**Vorliegender Text:**
++++++++

Berliner Gesundheitsämter

"Das ist ungefähr das Gegenteil von Digitalisierung"

Bis zu diesem Wochenende sollen eigentlich alle deutschen Gesundheitsämter die einheitliche Corona-Software "Sormas" einführen. Bundesweit klappt das nicht, das ist längst klar. In Berlin angeblich schon - doch die Realität sieht anders aus. Von Sabine Müller

Gesundheitssenatorin Dilek Kalayci (SPD) klang mächtig stolz, als sie vor knapp zwei Wochen im Gesundheitsausschuss über die "gute Situation" in Berlin referierte. Da machten gerade Zahlen die Runde, bundesweit wolle nicht einmal jedes zweite Gesundheitsamt die Corona-Kontaktnachverfolgungs-Software "Sormas" einführen, mit der Daten über Stadt- und Landesgrenzen hinweg ausgetauscht werden können. Für Berlin meldete Kalayci dagegen 100 Prozent Erfolgsquote, alle zwölf Bezirke führten "Sormas" ein, sagte sie. Acht arbeiteten schon mit der Software, vier seien noch in der Einführungsphase.

++++++++

**Aufgeführte Einträge:**

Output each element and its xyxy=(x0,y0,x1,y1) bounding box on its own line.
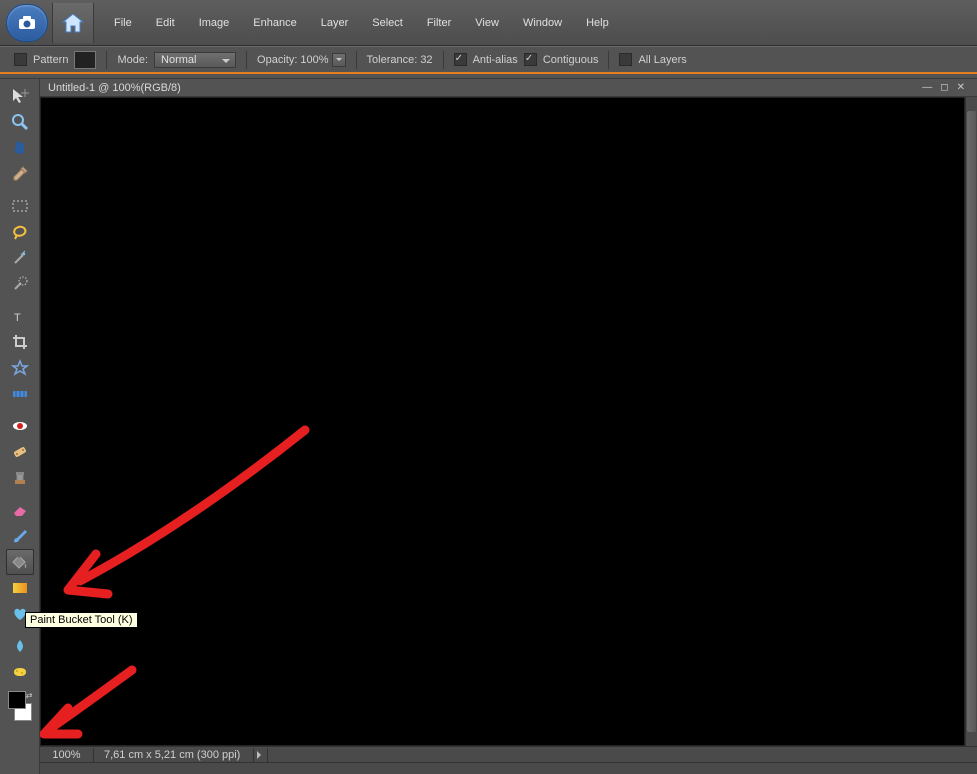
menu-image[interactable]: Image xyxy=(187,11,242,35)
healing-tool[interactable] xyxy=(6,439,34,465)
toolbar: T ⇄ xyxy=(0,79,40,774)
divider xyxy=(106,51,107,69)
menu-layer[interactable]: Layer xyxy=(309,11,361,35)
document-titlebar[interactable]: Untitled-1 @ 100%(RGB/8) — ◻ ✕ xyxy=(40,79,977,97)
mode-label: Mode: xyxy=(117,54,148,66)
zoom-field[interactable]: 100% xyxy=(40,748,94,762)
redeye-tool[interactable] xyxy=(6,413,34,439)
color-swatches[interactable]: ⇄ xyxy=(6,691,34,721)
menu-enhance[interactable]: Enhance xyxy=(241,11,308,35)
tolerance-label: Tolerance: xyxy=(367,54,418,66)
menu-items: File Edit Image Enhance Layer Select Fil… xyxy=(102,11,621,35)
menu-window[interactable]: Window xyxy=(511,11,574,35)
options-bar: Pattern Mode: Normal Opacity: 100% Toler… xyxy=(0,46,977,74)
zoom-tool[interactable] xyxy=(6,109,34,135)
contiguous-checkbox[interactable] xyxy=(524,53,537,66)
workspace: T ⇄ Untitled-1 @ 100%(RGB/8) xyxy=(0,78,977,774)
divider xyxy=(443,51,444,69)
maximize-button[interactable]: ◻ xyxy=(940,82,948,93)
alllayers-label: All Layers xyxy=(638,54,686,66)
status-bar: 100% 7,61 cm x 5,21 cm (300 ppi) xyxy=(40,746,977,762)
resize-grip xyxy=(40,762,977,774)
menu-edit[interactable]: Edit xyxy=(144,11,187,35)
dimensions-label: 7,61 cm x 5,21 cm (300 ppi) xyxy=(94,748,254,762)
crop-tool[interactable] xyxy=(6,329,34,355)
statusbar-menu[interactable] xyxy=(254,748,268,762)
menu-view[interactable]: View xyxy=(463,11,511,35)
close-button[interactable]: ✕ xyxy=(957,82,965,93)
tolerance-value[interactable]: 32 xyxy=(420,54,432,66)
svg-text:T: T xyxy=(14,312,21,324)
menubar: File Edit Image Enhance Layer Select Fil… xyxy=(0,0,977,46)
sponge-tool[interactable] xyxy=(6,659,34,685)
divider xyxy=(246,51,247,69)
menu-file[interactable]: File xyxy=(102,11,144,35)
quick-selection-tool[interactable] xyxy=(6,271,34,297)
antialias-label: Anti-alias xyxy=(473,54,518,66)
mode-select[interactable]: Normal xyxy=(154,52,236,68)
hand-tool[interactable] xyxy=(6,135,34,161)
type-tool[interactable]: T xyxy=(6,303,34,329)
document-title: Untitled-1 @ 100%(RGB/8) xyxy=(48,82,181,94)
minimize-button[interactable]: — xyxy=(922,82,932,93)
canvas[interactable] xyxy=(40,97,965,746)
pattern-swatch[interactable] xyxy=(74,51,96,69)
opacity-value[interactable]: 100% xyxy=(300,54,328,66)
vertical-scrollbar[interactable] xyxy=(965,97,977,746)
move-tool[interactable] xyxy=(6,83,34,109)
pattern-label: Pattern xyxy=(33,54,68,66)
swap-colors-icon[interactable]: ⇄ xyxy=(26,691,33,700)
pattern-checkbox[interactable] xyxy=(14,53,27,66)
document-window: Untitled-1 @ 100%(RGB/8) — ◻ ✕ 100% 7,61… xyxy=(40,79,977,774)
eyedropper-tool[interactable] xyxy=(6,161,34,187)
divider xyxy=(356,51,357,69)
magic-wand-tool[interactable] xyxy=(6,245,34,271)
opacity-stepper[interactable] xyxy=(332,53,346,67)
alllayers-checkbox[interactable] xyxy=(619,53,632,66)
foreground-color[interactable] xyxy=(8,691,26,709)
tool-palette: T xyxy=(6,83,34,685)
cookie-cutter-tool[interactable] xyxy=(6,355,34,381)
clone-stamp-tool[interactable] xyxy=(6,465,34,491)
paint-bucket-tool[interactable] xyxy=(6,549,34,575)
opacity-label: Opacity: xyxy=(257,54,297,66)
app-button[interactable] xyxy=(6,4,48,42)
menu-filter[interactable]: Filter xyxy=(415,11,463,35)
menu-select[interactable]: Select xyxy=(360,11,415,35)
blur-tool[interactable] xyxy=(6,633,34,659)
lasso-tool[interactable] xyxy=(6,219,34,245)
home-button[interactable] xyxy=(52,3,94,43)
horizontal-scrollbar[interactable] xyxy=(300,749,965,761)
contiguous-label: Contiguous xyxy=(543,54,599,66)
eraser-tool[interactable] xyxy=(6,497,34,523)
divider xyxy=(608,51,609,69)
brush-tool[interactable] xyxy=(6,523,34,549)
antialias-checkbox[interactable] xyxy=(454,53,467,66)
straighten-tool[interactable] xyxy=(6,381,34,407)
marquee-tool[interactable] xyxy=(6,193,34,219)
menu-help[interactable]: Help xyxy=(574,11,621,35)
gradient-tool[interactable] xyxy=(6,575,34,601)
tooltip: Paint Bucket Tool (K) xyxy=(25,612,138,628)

++++++++

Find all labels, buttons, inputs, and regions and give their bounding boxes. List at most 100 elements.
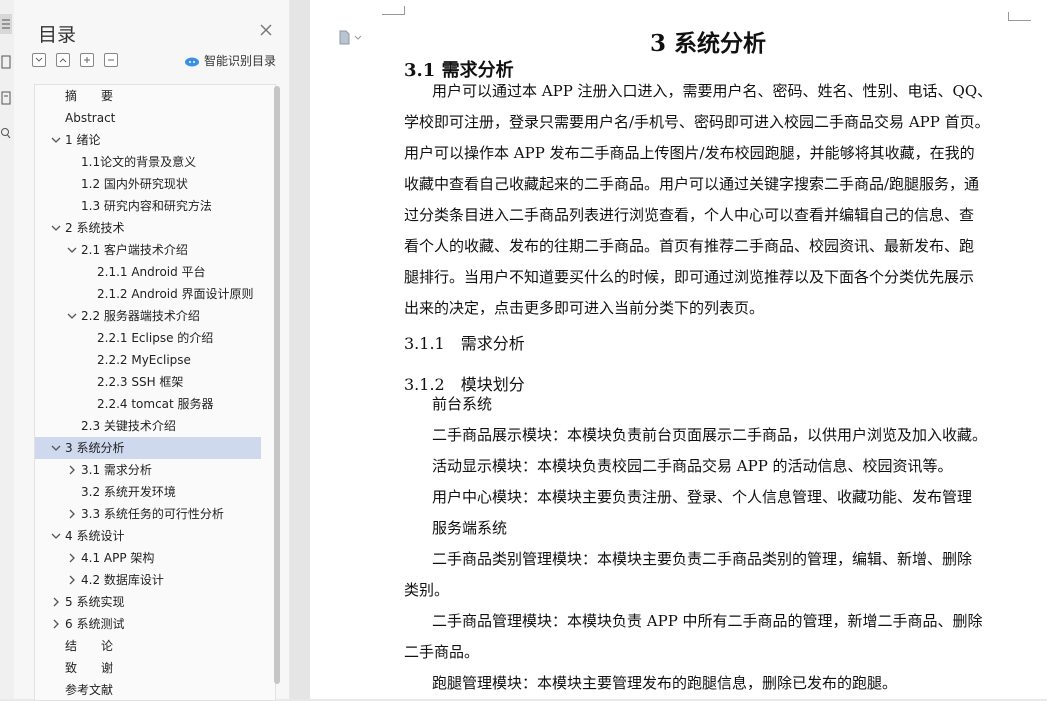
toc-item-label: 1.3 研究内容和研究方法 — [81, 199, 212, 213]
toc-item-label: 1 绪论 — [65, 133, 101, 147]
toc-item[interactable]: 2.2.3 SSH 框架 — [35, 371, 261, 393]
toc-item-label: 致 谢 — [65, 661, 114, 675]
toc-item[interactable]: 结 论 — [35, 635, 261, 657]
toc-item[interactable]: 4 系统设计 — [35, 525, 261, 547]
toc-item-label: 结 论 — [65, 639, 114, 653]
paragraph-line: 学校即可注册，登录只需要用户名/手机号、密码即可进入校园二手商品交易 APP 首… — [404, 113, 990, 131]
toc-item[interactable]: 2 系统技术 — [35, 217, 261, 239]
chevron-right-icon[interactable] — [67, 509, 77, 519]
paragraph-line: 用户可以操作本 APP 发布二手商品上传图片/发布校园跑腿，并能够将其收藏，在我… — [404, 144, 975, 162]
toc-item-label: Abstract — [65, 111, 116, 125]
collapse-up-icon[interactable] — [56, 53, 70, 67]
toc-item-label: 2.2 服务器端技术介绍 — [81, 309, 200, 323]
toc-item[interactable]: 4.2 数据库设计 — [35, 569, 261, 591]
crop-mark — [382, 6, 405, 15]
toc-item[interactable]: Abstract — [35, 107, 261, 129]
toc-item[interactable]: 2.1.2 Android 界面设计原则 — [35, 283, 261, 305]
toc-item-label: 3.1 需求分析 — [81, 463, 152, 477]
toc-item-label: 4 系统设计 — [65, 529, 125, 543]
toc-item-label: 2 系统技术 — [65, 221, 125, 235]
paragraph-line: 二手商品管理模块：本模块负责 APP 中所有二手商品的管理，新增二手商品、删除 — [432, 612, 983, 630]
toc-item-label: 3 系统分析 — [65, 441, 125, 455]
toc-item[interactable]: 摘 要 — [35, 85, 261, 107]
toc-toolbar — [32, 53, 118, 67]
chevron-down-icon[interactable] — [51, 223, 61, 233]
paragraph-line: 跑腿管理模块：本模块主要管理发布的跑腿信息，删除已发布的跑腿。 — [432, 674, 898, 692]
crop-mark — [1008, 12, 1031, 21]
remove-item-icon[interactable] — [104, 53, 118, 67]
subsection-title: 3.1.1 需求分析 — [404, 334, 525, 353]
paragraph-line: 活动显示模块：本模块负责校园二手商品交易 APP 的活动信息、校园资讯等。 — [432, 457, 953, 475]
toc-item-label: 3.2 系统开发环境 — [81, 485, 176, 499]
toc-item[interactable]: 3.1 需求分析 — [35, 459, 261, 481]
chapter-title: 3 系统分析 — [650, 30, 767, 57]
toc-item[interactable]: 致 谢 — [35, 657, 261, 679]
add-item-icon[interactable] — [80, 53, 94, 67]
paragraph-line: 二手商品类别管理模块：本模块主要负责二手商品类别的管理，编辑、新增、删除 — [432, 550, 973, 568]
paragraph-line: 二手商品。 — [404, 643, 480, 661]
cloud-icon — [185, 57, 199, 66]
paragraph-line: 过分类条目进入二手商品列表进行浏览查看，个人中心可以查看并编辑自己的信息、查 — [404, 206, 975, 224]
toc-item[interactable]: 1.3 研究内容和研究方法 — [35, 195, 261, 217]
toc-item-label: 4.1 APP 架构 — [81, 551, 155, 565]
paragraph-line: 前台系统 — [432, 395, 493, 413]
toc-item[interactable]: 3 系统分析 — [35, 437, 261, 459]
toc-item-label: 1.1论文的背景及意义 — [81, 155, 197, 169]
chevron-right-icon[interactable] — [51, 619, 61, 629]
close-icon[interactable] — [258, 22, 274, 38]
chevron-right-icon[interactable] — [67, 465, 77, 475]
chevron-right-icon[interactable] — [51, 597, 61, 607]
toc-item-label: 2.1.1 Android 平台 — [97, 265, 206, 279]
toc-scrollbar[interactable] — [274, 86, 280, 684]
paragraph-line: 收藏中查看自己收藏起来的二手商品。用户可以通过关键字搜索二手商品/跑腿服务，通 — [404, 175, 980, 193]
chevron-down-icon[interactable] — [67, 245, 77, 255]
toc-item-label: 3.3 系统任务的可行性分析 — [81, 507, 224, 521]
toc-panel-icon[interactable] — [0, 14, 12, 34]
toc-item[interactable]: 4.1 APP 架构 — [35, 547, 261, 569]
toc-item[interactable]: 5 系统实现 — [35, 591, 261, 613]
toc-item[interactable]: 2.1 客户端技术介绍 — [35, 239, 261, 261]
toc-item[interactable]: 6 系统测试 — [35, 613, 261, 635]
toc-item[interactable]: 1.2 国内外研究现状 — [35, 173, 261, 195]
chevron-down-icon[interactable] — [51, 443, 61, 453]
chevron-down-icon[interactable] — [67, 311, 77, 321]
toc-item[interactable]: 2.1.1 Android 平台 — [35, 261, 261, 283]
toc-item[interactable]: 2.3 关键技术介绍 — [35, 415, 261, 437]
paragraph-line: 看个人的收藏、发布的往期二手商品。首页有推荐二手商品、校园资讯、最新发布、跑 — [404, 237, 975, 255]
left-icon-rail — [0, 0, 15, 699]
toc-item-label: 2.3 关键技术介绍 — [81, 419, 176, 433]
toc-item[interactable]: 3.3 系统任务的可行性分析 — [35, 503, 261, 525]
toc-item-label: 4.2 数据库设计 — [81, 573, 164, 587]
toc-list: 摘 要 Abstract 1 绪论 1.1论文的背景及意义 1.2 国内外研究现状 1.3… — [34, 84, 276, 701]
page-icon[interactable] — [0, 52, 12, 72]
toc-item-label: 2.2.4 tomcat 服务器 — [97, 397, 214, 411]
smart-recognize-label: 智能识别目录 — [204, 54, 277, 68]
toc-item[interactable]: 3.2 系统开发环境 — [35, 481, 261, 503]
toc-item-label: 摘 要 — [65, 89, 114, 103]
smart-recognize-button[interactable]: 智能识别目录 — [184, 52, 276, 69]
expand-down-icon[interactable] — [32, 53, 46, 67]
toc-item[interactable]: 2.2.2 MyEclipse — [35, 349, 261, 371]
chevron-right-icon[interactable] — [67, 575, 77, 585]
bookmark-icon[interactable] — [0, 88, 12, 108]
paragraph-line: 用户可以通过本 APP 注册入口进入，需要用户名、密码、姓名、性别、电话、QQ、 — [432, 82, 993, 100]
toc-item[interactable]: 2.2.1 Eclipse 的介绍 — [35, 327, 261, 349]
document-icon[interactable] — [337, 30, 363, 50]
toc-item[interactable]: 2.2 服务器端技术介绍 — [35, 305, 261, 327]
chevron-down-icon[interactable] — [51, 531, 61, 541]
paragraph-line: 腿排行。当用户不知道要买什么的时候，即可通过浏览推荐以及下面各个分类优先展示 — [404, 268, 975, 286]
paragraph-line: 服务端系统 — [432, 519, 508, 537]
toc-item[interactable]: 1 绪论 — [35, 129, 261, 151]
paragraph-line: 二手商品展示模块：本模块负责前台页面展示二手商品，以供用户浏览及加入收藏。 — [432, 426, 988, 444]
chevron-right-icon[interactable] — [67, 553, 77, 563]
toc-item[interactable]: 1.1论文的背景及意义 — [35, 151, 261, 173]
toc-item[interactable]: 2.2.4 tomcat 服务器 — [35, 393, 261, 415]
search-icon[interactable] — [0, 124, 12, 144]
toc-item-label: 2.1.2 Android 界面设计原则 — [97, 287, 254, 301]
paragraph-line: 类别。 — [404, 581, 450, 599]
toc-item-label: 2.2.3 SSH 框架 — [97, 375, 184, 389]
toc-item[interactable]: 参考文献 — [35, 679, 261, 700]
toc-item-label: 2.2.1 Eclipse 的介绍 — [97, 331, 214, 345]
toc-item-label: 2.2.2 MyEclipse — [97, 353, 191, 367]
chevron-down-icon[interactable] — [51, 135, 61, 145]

++++++++

**Aufgaben:**
**1)** Wie lautet die Stelle im Text über die Berliner Gesundheitsämter von „Gesundheitssenatorin Dilek Kalayci“ bis „in der Einführungsphase.“? Zieh sie wortgetreu heraus.
**2)** Kopiere aus den Einträgen unverändert die Zeilen von der Zeile mit „menu-image[interactable]: Image xyxy=(187,11,242,35)“ bis zur Zeile mit „status-bar: 100% 7,61“, beide eingeschlossen.

**Lösungen:**
**1)**
Gesundheitssenatorin Dilek Kalayci (SPD) klang mächtig stolz, als sie vor knapp zwei Wochen im Gesundheitsausschuss über die "gute Situation" in Berlin referierte. Da machten gerade Zahlen die Runde, bundesweit wolle nicht einmal jedes zweite Gesundheitsamt die Corona-Kontaktnachverfolgungs-Software "Sormas" einführen, mit der Daten über Stadt- und Landesgrenzen hinweg ausgetauscht werden können. Für Berlin meldete Kalayci dagegen 100 Prozent Erfolgsquote, alle zwölf Bezirke führten "Sormas" ein, sagte sie. Acht arbeiteten schon mit der Software, vier seien noch in der Einführungsphase.

**2)**
menu-image[interactable]: Image xyxy=(187,11,242,35)
healing-tool[interactable] xyxy=(6,439,34,465)
toolbar: T ⇄ xyxy=(0,79,40,774)
divider xyxy=(106,51,107,69)
menu-layer[interactable]: Layer xyxy=(309,11,361,35)
document-titlebar[interactable]: Untitled-1 @ 100%(RGB/8) — ◻ ✕ xyxy=(40,79,977,97)
mode-label: Mode: xyxy=(117,54,148,66)
zoom-field[interactable]: 100% xyxy=(40,748,94,762)
redeye-tool[interactable] xyxy=(6,413,34,439)
color-swatches[interactable]: ⇄ xyxy=(6,691,34,721)
menu-enhance[interactable]: Enhance xyxy=(241,11,308,35)
tolerance-label: Tolerance: xyxy=(367,54,418,66)
menu-items: File Edit Image Enhance Layer Select Fil… xyxy=(102,11,621,35)
menu-window[interactable]: Window xyxy=(511,11,574,35)
options-bar: Pattern Mode: Normal Opacity: 100% Toler… xyxy=(0,46,977,74)
zoom-tool[interactable] xyxy=(6,109,34,135)
contiguous-checkbox[interactable] xyxy=(524,53,537,66)
workspace: T ⇄ Untitled-1 @ 100%(RGB/8) xyxy=(0,78,977,774)
divider xyxy=(443,51,444,69)
maximize-button[interactable]: ◻ xyxy=(940,82,948,93)
alllayers-label: All Layers xyxy=(638,54,686,66)
status-bar: 100% 7,61 cm x 5,21 cm (300 ppi) xyxy=(40,746,977,762)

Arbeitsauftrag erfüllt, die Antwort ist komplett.